Give every line again exactly as it appears, please, but not the pictures.

┌──

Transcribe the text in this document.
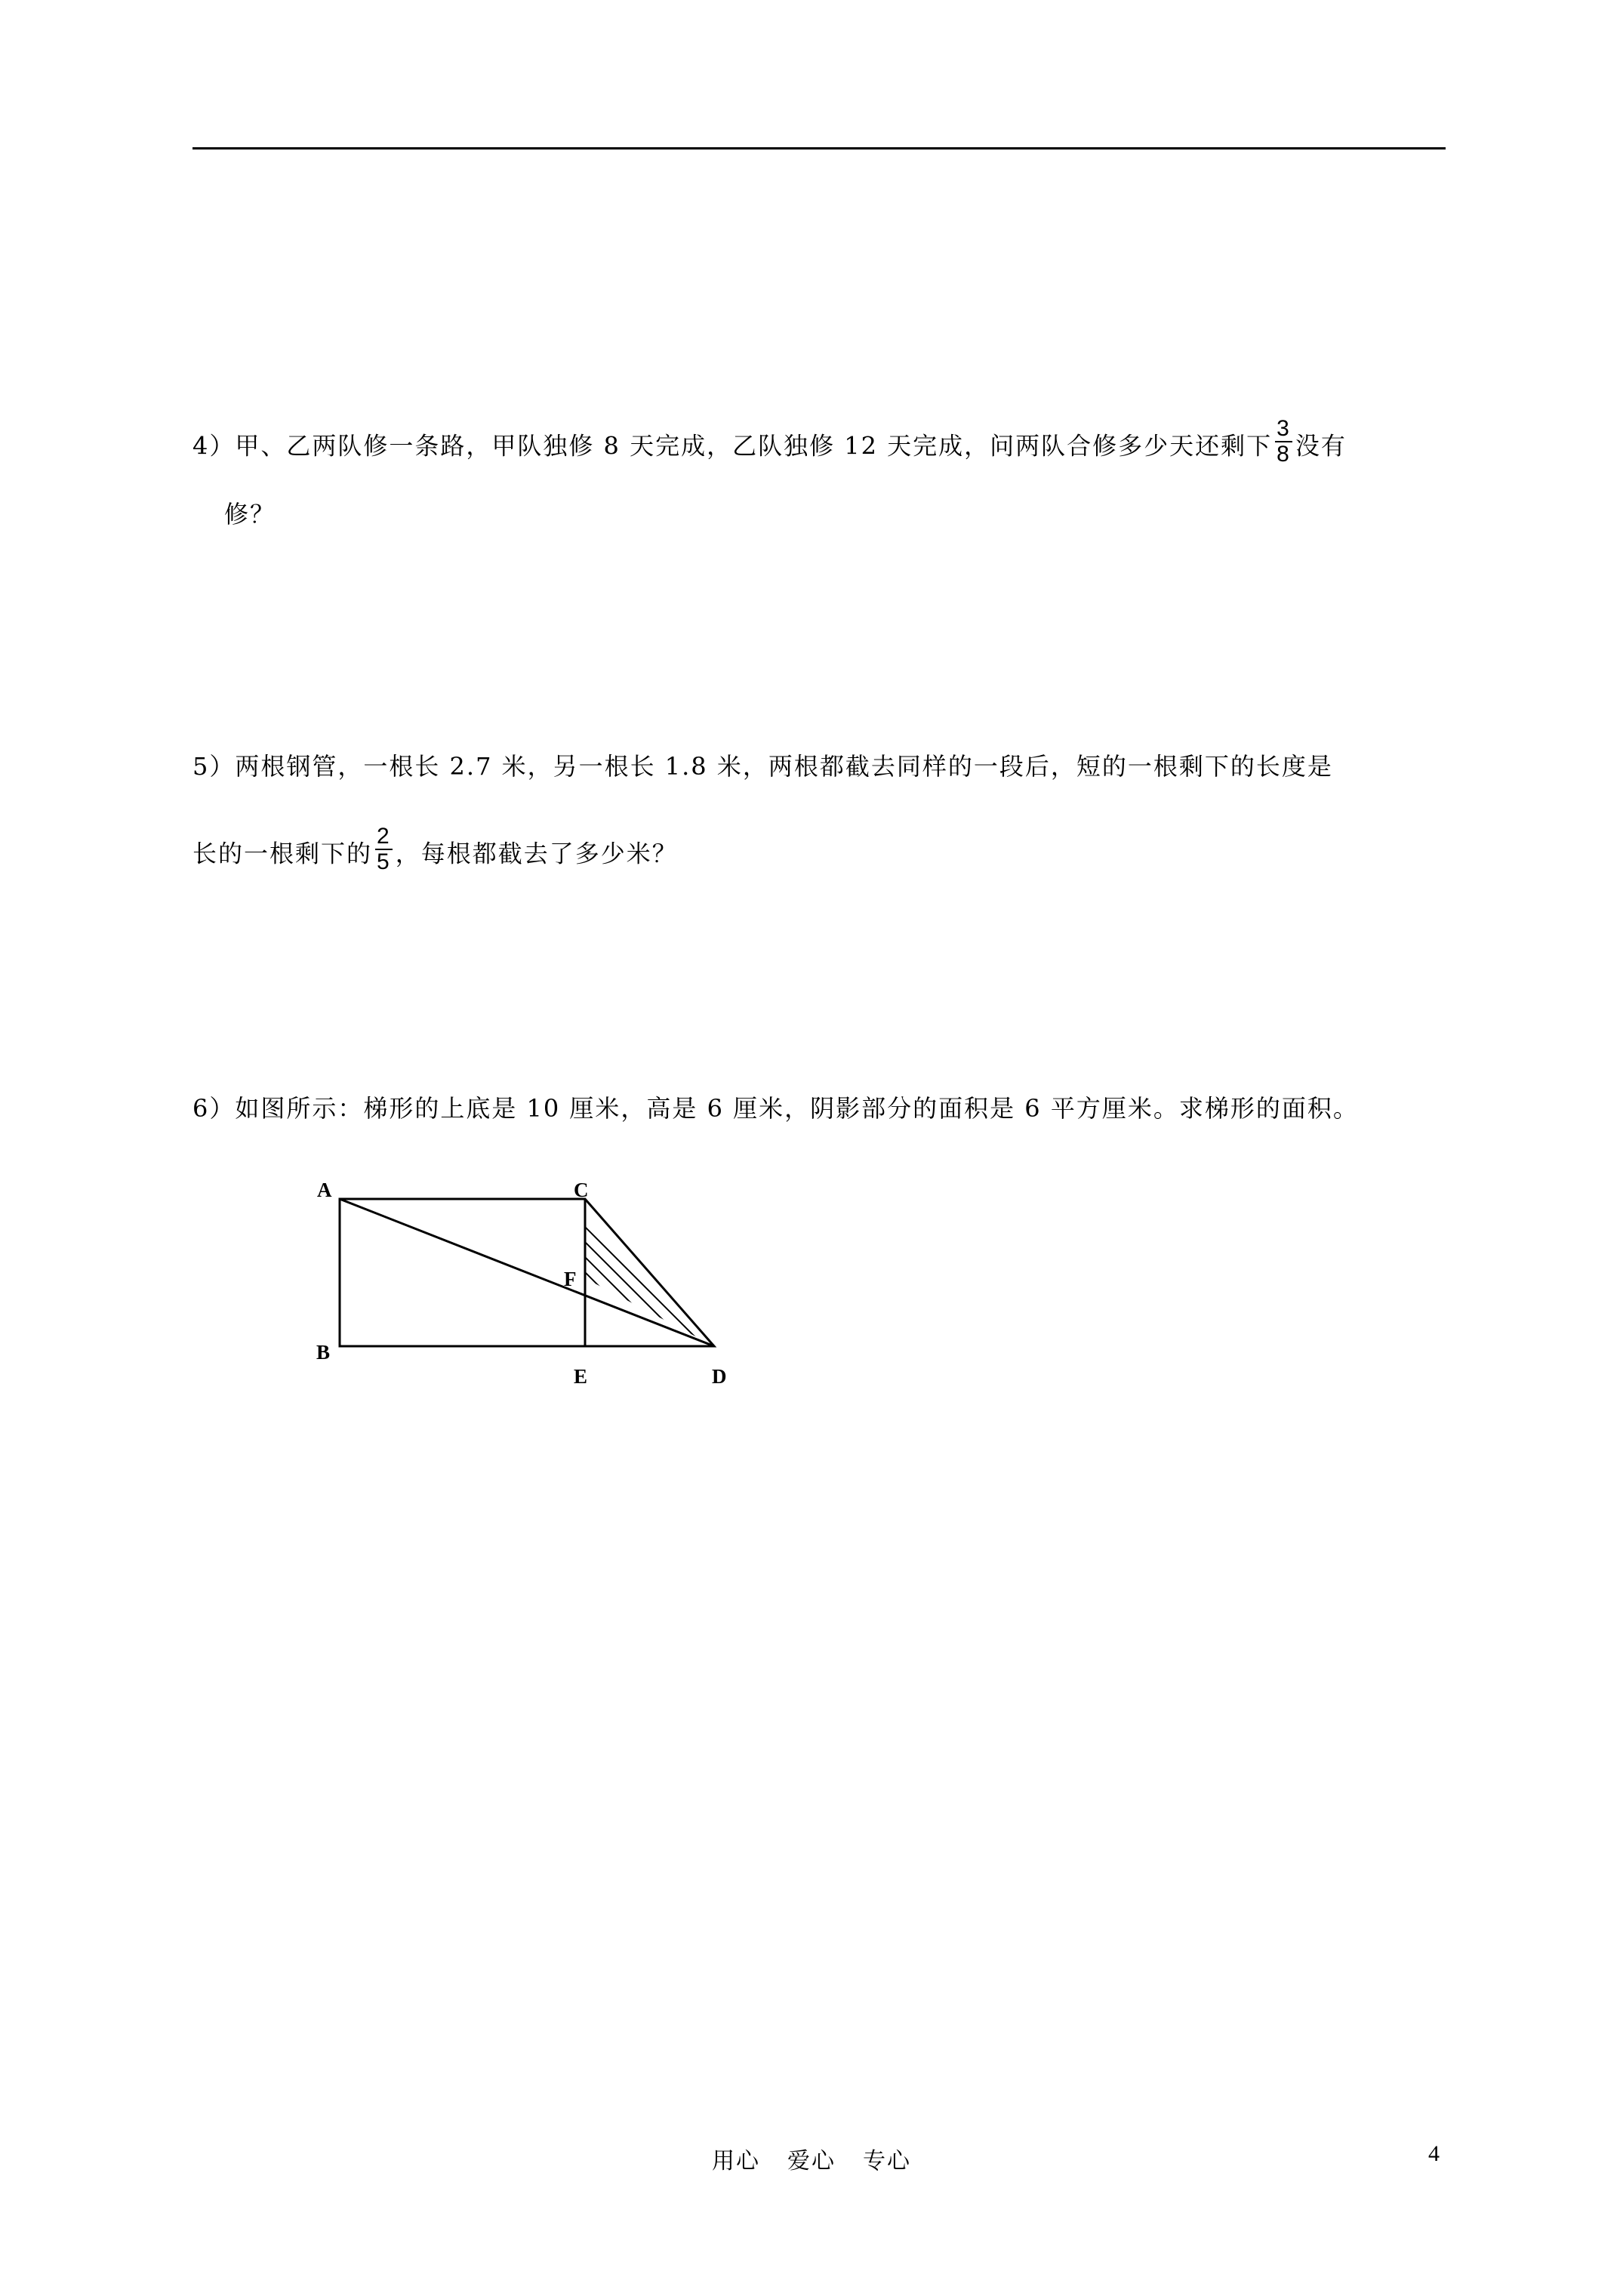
4）甲、乙两队修一条路，甲队独修 8 天完成，乙队独修 12 天完成，问两队合修多少天还剩下 $\frac{3}{8}$ 没有
修？
5）两根钢管，一根长 2.7 米，另一根长 1.8 米，两根都截去同样的一段后，短的一根剩下的长度是
长的一根剩下的 $\frac{2}{5}$ ，每根都截去了多少米？
6）如图所示：梯形的上底是 10 厘米，高是 6 厘米，阴影部分的面积是 6 平方厘米。求梯形的面积。
A
B
C
D
E
F
用心 爱心 专心	4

└──

FINAL ANSWER »
Transcribe the text in this document.
4）甲、乙两队修一条路，甲队独修 8 天完成，乙队独修 12 天完成，问两队合修多少天还剩下 $\frac{3}{8}$ 没有
修？
5）两根钢管，一根长 2.7 米，另一根长 1.8 米，两根都截去同样的一段后，短的一根剩下的长度是
长的一根剩下的 $\frac{2}{5}$ ，每根都截去了多少米？
6）如图所示：梯形的上底是 10 厘米，高是 6 厘米，阴影部分的面积是 6 平方厘米。求梯形的面积。
A
B
C
D
E
F
用心 爱心 专心	4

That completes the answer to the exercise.